** BEGIN **

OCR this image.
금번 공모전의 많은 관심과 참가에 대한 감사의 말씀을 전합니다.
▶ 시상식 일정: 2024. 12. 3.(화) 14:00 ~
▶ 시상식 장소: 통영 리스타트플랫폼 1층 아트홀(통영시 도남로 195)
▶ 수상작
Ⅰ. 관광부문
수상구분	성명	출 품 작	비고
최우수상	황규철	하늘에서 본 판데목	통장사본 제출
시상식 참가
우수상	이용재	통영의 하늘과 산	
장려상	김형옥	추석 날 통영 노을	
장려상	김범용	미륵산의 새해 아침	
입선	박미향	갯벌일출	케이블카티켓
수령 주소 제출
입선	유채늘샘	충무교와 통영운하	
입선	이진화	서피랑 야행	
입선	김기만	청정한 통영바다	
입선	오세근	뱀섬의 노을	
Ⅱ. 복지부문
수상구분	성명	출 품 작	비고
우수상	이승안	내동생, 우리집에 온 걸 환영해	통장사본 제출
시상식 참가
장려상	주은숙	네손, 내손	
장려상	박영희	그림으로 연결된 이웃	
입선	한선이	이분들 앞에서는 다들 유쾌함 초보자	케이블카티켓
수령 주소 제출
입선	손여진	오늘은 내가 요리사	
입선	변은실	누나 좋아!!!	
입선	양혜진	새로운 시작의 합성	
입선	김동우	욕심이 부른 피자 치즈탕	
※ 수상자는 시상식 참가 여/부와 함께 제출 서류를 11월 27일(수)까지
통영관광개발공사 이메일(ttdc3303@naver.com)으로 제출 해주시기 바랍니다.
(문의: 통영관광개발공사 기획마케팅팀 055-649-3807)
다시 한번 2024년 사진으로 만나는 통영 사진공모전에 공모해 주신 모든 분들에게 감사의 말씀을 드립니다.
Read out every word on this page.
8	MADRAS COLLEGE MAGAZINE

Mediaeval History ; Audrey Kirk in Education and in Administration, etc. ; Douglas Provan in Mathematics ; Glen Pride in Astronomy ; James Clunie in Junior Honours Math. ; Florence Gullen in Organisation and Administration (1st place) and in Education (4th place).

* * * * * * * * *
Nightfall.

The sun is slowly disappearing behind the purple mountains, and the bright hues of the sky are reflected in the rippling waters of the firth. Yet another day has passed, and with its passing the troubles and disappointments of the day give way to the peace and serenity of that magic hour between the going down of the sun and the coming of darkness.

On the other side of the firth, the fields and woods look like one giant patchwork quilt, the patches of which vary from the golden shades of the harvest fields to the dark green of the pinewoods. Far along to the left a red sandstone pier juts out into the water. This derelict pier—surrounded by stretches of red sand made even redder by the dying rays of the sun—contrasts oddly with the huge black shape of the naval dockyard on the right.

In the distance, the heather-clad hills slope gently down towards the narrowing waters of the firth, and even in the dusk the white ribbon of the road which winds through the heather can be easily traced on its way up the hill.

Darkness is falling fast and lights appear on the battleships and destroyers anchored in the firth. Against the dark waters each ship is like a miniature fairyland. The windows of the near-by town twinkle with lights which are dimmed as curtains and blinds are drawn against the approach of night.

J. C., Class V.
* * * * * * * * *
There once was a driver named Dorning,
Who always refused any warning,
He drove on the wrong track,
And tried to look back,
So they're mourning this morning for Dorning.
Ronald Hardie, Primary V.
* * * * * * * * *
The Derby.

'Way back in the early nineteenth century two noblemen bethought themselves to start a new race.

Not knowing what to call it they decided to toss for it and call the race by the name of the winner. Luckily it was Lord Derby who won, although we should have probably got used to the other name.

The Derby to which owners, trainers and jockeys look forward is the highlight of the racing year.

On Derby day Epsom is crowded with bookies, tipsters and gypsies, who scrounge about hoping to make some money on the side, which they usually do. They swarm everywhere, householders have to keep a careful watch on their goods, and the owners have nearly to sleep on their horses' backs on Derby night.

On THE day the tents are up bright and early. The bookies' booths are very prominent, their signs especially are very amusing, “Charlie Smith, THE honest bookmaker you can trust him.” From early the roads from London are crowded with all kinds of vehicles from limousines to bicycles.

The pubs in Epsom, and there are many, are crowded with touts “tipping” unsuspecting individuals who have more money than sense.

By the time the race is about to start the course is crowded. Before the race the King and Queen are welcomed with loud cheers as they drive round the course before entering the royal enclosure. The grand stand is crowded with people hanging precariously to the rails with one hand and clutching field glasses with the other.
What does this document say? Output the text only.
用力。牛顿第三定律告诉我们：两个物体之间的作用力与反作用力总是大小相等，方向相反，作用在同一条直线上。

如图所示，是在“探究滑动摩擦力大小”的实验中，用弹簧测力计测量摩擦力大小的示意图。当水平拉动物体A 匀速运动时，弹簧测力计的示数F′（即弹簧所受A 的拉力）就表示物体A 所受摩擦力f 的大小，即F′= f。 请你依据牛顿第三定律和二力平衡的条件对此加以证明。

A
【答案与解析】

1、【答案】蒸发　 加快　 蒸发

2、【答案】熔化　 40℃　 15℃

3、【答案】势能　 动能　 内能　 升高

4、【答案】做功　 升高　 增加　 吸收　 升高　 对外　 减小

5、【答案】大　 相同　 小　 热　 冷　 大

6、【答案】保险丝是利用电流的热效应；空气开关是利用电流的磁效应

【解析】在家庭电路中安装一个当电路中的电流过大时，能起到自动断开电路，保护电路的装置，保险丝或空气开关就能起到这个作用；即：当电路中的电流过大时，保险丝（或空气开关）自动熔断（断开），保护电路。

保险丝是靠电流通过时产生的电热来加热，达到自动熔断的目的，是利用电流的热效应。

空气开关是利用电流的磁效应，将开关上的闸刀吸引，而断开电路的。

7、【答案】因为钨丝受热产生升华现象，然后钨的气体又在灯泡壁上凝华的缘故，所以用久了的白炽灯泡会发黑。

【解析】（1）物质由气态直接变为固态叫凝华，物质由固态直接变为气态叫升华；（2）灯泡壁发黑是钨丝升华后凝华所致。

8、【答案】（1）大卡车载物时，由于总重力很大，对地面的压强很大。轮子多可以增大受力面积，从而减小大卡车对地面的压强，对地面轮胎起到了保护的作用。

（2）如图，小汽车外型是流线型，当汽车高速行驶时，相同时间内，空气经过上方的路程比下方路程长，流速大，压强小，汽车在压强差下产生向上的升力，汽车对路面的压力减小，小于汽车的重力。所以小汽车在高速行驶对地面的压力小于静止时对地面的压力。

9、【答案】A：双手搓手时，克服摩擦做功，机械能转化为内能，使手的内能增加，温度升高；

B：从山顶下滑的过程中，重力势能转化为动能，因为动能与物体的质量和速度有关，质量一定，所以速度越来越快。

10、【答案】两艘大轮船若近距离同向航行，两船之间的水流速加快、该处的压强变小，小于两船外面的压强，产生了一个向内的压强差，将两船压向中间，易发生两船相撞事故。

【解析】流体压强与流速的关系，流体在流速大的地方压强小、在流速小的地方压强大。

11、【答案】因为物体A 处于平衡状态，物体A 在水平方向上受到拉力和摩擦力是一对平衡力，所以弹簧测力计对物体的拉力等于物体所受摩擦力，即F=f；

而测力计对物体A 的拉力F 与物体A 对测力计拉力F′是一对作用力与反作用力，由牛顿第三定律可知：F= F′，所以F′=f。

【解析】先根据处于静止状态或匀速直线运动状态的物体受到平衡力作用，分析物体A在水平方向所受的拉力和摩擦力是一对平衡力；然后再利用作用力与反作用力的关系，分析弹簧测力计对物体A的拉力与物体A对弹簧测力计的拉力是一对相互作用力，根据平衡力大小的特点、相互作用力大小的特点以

** END **

Goal:
Begin with the line that contains "What does this" and quote each line after it exactly, stopping after the last line of the data.

Solution to this exercise:
What does this document say? Output the text only.
用力。牛顿第三定律告诉我们：两个物体之间的作用力与反作用力总是大小相等，方向相反，作用在同一条直线上。

如图所示，是在“探究滑动摩擦力大小”的实验中，用弹簧测力计测量摩擦力大小的示意图。当水平拉动物体A 匀速运动时，弹簧测力计的示数F′（即弹簧所受A 的拉力）就表示物体A 所受摩擦力f 的大小，即F′= f。 请你依据牛顿第三定律和二力平衡的条件对此加以证明。

A
【答案与解析】

1、【答案】蒸发　 加快　 蒸发

2、【答案】熔化　 40℃　 15℃

3、【答案】势能　 动能　 内能　 升高

4、【答案】做功　 升高　 增加　 吸收　 升高　 对外　 减小

5、【答案】大　 相同　 小　 热　 冷　 大

6、【答案】保险丝是利用电流的热效应；空气开关是利用电流的磁效应

【解析】在家庭电路中安装一个当电路中的电流过大时，能起到自动断开电路，保护电路的装置，保险丝或空气开关就能起到这个作用；即：当电路中的电流过大时，保险丝（或空气开关）自动熔断（断开），保护电路。

保险丝是靠电流通过时产生的电热来加热，达到自动熔断的目的，是利用电流的热效应。

空气开关是利用电流的磁效应，将开关上的闸刀吸引，而断开电路的。

7、【答案】因为钨丝受热产生升华现象，然后钨的气体又在灯泡壁上凝华的缘故，所以用久了的白炽灯泡会发黑。

【解析】（1）物质由气态直接变为固态叫凝华，物质由固态直接变为气态叫升华；（2）灯泡壁发黑是钨丝升华后凝华所致。

8、【答案】（1）大卡车载物时，由于总重力很大，对地面的压强很大。轮子多可以增大受力面积，从而减小大卡车对地面的压强，对地面轮胎起到了保护的作用。

（2）如图，小汽车外型是流线型，当汽车高速行驶时，相同时间内，空气经过上方的路程比下方路程长，流速大，压强小，汽车在压强差下产生向上的升力，汽车对路面的压力减小，小于汽车的重力。所以小汽车在高速行驶对地面的压力小于静止时对地面的压力。

9、【答案】A：双手搓手时，克服摩擦做功，机械能转化为内能，使手的内能增加，温度升高；

B：从山顶下滑的过程中，重力势能转化为动能，因为动能与物体的质量和速度有关，质量一定，所以速度越来越快。

10、【答案】两艘大轮船若近距离同向航行，两船之间的水流速加快、该处的压强变小，小于两船外面的压强，产生了一个向内的压强差，将两船压向中间，易发生两船相撞事故。

【解析】流体压强与流速的关系，流体在流速大的地方压强小、在流速小的地方压强大。

11、【答案】因为物体A 处于平衡状态，物体A 在水平方向上受到拉力和摩擦力是一对平衡力，所以弹簧测力计对物体的拉力等于物体所受摩擦力，即F=f；

而测力计对物体A 的拉力F 与物体A 对测力计拉力F′是一对作用力与反作用力，由牛顿第三定律可知：F= F′，所以F′=f。

【解析】先根据处于静止状态或匀速直线运动状态的物体受到平衡力作用，分析物体A在水平方向所受的拉力和摩擦力是一对平衡力；然后再利用作用力与反作用力的关系，分析弹簧测力计对物体A的拉力与物体A对弹簧测力计的拉力是一对相互作用力，根据平衡力大小的特点、相互作用力大小的特点以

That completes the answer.